# Task to carry out
Scan the material below for lines with the word "defaults" and report how many there are, with nothing added.

■ ■ ■

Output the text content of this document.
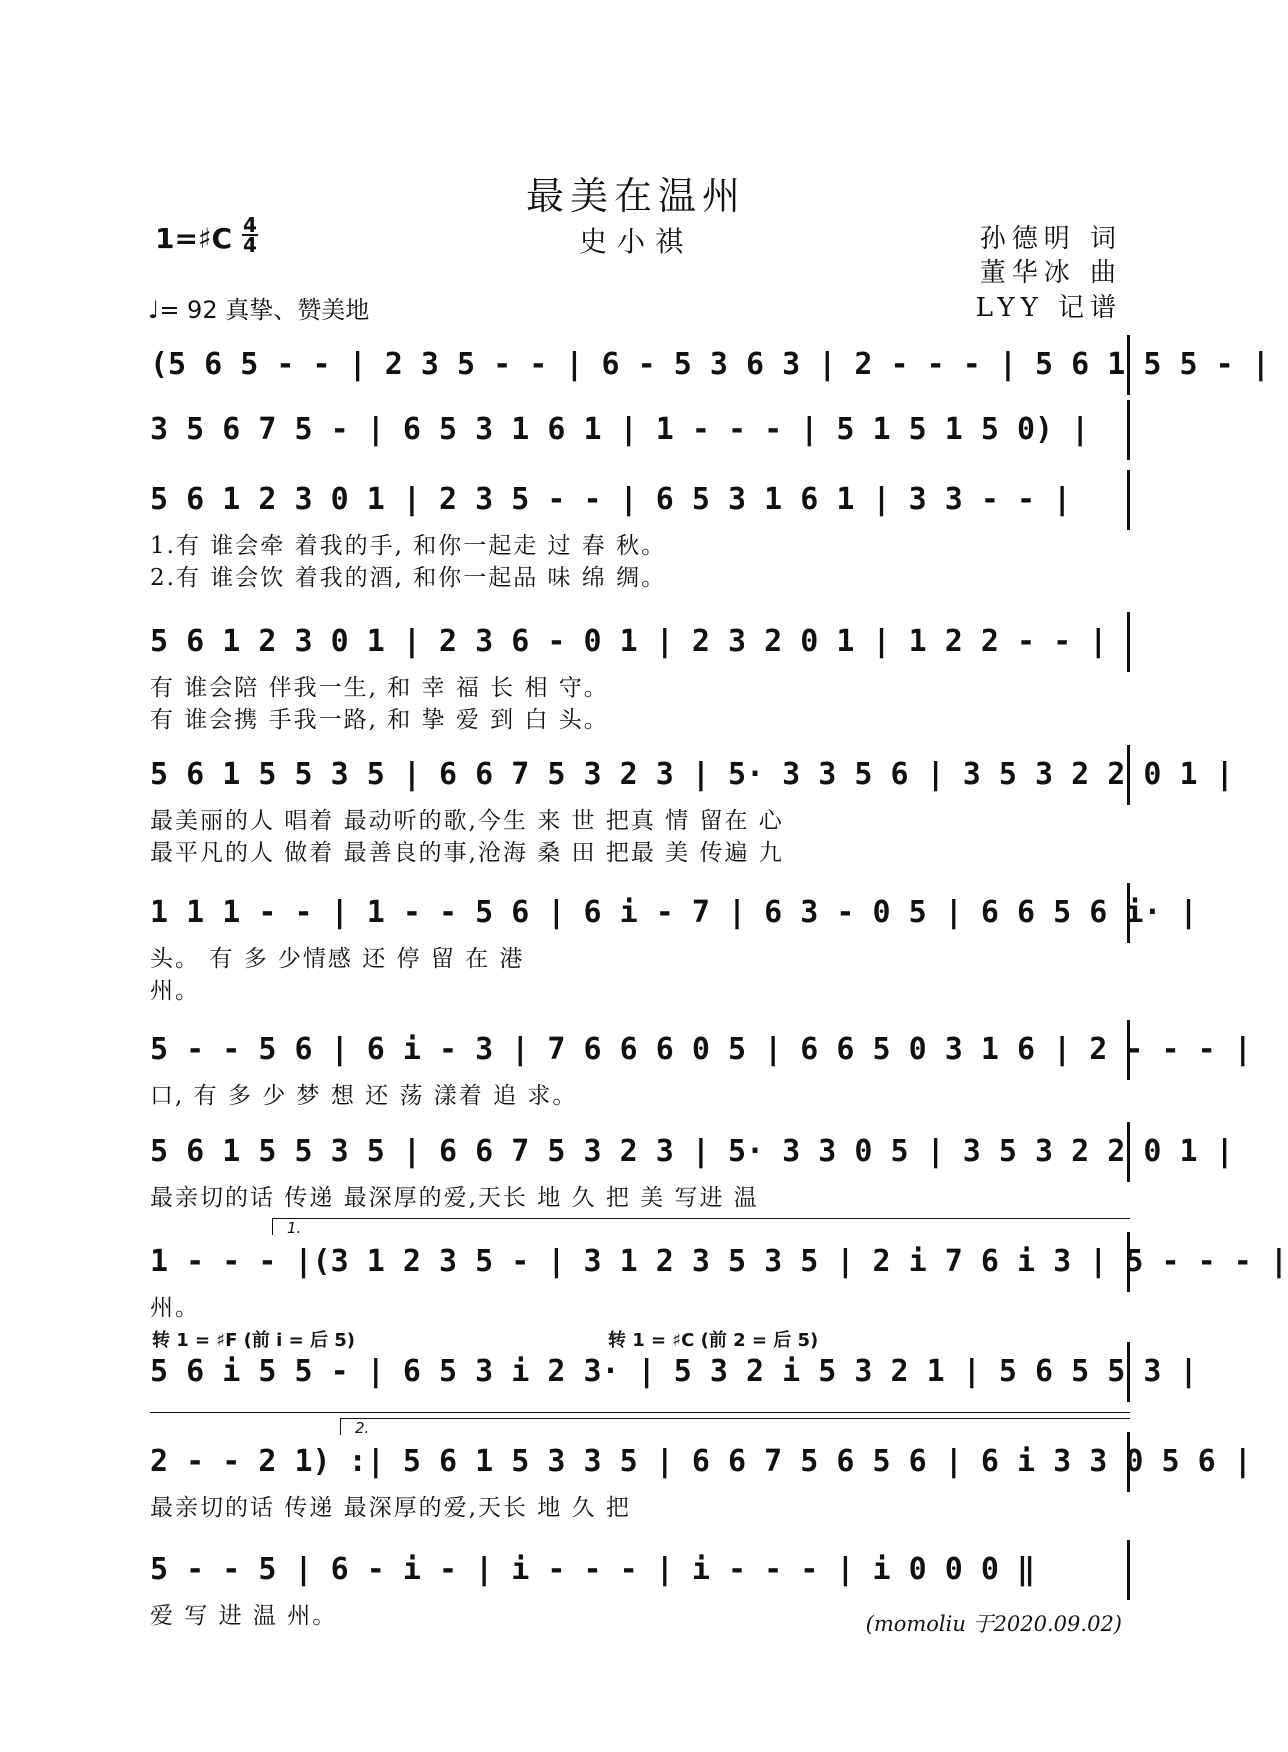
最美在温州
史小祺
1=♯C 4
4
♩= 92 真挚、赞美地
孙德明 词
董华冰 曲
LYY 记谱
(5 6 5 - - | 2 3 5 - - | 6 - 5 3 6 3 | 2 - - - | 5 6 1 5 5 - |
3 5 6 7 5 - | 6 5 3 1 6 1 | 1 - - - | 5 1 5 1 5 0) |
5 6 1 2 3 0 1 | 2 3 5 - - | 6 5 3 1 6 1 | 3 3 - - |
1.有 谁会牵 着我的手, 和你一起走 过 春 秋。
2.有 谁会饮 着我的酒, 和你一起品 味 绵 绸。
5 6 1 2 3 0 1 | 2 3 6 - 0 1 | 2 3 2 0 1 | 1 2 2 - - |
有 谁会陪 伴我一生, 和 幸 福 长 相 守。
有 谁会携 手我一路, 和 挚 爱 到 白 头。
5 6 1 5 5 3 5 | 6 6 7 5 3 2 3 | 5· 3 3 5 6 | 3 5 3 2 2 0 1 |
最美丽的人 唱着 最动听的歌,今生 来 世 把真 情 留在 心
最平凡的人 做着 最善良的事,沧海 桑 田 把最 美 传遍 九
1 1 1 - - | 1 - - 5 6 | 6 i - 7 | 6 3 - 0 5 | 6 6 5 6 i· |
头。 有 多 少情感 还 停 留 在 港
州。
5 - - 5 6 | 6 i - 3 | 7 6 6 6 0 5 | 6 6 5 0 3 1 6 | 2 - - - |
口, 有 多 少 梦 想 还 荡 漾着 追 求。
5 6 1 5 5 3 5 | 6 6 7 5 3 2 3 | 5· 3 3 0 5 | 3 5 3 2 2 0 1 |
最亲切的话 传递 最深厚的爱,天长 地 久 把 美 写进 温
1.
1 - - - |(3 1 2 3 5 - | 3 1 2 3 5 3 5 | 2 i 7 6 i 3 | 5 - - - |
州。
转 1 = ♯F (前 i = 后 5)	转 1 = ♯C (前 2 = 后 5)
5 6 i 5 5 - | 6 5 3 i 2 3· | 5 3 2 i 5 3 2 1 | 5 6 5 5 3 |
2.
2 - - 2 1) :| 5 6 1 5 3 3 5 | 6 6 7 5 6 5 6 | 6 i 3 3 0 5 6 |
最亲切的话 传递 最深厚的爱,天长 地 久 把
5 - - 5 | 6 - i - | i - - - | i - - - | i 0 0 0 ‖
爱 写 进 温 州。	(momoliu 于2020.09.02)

■ ■ ■

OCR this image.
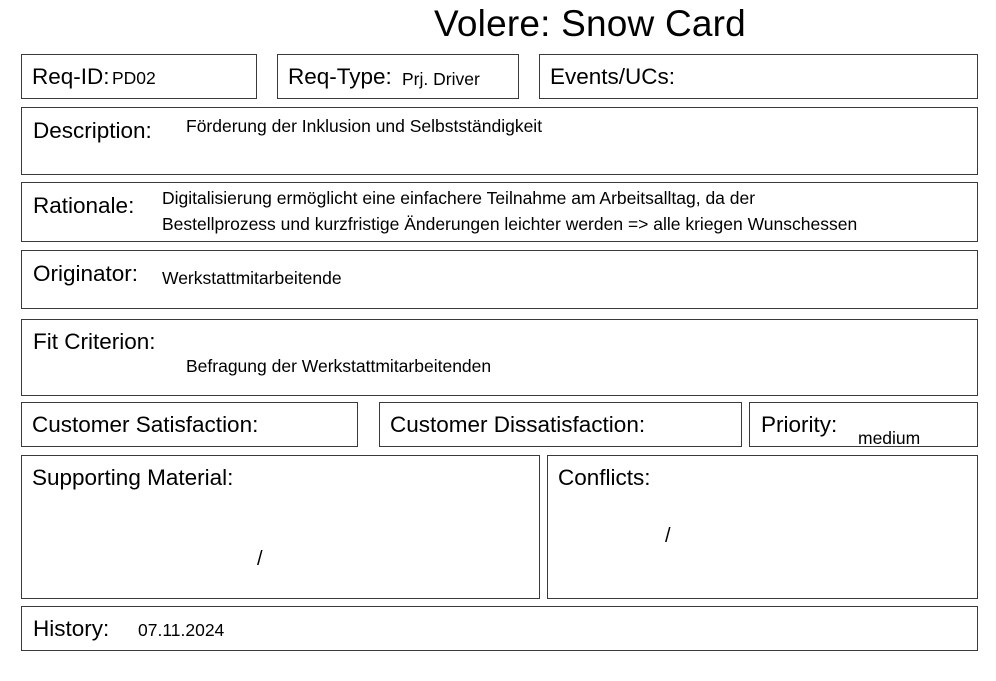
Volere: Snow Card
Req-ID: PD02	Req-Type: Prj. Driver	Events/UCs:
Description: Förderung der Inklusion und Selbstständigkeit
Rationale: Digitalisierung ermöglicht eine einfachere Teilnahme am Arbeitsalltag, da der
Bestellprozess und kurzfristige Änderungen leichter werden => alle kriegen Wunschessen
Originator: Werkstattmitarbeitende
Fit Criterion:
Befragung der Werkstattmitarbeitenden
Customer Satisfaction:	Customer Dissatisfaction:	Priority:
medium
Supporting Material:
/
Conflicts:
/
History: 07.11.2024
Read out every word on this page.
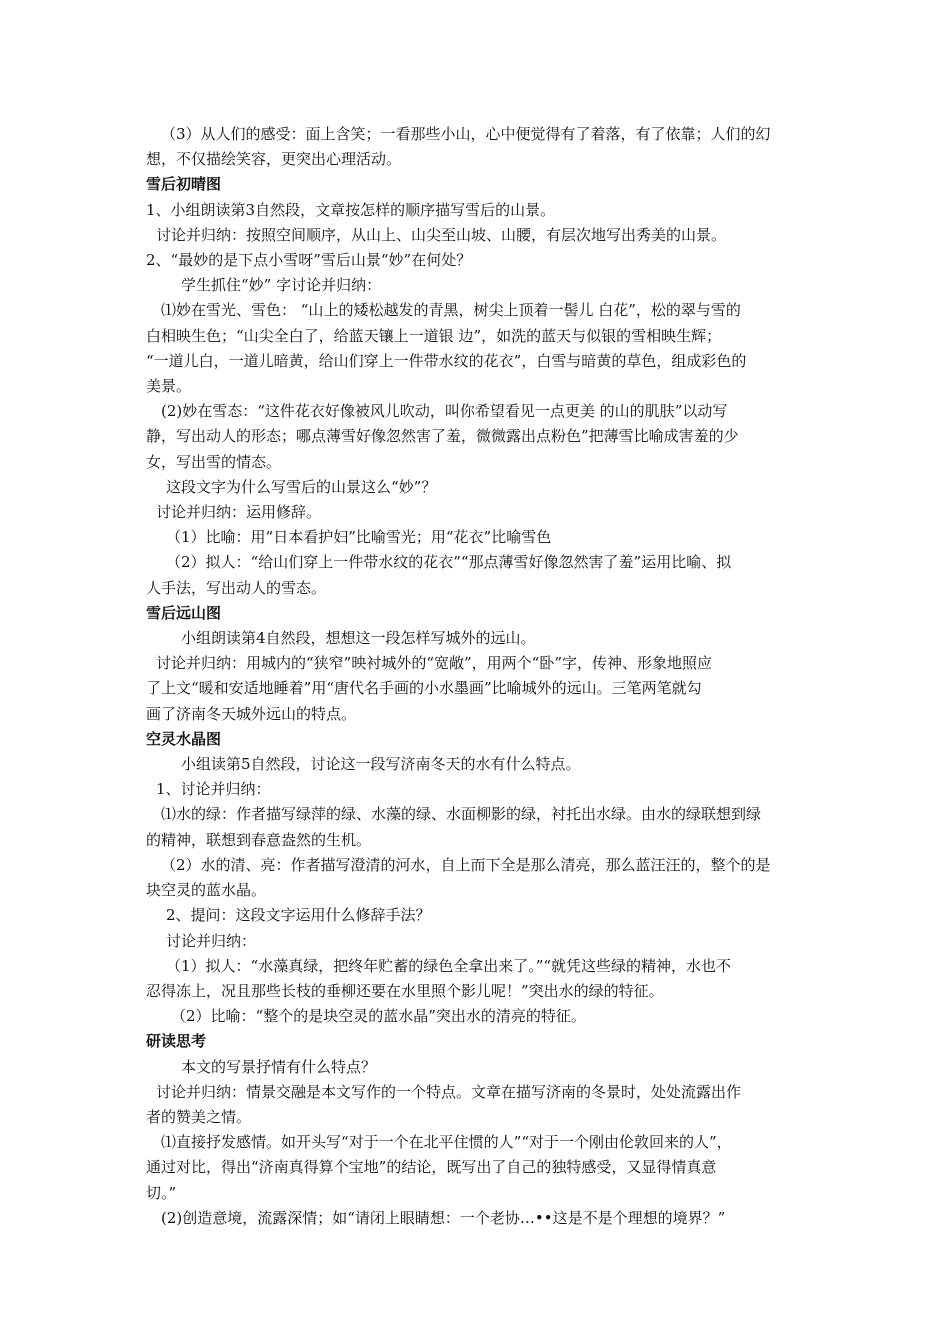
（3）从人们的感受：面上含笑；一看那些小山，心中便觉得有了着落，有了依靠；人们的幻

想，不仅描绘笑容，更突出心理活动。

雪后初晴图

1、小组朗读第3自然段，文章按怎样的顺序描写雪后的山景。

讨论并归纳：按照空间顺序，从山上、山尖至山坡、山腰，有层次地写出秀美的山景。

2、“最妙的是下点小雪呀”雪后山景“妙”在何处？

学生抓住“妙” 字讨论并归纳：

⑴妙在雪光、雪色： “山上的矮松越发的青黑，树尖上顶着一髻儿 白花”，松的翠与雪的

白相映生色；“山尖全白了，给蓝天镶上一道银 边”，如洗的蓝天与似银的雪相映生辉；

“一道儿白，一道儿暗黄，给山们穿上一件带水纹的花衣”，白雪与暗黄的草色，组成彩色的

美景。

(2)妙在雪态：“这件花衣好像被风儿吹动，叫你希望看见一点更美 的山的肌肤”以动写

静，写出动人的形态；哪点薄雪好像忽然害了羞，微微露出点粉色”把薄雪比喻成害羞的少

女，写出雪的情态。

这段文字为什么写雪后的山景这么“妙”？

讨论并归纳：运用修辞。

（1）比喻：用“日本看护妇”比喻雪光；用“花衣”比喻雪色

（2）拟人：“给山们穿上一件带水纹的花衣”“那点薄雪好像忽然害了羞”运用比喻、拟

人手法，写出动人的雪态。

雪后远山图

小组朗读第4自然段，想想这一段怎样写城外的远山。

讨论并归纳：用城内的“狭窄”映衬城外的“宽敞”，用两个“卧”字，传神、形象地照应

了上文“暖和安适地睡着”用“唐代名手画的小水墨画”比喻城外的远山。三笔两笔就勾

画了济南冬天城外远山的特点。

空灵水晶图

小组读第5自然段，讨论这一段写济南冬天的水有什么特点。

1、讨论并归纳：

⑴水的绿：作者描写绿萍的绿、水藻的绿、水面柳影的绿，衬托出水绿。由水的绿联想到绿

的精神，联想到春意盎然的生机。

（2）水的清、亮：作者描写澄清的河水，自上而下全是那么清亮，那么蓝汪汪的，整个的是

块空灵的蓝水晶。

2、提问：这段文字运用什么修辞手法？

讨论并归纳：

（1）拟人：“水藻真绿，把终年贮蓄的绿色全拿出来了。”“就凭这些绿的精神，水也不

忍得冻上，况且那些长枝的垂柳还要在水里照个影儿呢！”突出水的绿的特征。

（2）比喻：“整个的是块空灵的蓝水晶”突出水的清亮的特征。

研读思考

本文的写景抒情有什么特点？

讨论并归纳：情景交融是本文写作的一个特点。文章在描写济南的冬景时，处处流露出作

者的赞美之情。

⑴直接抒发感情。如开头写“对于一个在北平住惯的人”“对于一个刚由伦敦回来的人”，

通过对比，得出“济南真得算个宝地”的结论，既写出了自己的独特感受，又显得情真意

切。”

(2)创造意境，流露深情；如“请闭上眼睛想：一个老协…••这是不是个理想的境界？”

■ ■ ■

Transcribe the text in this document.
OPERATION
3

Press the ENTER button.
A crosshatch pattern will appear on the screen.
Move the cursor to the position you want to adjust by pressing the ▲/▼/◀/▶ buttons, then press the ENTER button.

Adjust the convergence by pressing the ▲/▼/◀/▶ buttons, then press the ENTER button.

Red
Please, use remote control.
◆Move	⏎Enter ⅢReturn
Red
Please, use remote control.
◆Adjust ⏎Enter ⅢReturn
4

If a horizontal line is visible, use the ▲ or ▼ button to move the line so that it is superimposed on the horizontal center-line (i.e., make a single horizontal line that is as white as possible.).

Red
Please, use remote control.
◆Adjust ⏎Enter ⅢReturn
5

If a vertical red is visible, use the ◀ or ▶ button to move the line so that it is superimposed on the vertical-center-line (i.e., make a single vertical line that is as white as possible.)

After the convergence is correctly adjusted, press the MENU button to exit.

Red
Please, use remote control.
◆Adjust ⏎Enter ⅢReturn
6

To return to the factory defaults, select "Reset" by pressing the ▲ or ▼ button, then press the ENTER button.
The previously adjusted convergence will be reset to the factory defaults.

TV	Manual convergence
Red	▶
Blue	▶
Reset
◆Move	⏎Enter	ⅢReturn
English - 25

■ ■ ■

# Final answer
2